- **JOB**:
Copy each line of the data below with the word "your".
___ SUPPLIED ENTRIES
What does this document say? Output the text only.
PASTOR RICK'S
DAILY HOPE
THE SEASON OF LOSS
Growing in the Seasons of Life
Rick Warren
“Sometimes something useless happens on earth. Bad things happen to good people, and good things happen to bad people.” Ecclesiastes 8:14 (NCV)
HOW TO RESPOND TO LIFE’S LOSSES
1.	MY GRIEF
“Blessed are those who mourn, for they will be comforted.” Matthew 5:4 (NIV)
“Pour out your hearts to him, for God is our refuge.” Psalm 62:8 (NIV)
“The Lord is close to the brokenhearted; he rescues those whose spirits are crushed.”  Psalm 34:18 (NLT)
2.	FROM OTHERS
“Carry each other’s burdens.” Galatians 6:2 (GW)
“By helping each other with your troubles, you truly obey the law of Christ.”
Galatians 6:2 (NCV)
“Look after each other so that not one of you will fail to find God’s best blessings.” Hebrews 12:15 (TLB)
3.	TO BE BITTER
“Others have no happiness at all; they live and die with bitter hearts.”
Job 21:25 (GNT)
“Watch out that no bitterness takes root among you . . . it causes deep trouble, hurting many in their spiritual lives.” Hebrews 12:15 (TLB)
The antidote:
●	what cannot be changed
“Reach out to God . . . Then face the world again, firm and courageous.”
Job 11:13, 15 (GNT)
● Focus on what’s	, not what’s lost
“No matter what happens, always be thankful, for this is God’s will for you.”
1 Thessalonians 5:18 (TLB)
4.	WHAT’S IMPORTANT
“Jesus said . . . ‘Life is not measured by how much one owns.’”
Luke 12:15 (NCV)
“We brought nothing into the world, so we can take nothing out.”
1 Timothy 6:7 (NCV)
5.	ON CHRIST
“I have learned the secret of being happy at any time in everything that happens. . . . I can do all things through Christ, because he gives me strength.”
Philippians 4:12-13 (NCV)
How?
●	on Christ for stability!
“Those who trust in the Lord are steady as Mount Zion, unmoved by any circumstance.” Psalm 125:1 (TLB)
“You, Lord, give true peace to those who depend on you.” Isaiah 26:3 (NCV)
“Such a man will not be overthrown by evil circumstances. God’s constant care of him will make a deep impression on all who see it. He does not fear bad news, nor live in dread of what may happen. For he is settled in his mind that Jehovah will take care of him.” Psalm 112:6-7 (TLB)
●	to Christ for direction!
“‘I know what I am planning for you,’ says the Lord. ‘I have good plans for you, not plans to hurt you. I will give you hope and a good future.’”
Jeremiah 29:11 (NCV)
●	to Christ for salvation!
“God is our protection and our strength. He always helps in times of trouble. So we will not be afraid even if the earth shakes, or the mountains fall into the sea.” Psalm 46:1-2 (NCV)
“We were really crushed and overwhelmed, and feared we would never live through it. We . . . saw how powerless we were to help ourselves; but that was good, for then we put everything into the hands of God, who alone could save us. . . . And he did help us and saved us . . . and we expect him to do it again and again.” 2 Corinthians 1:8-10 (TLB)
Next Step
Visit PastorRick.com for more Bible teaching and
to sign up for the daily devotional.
______
- **RESPONSE TO THIS EXERCISE**:
“Pour out your hearts to him, for God is our refuge.” Psalm 62:8 (NIV)
“By helping each other with your troubles, you truly obey the law of Christ.”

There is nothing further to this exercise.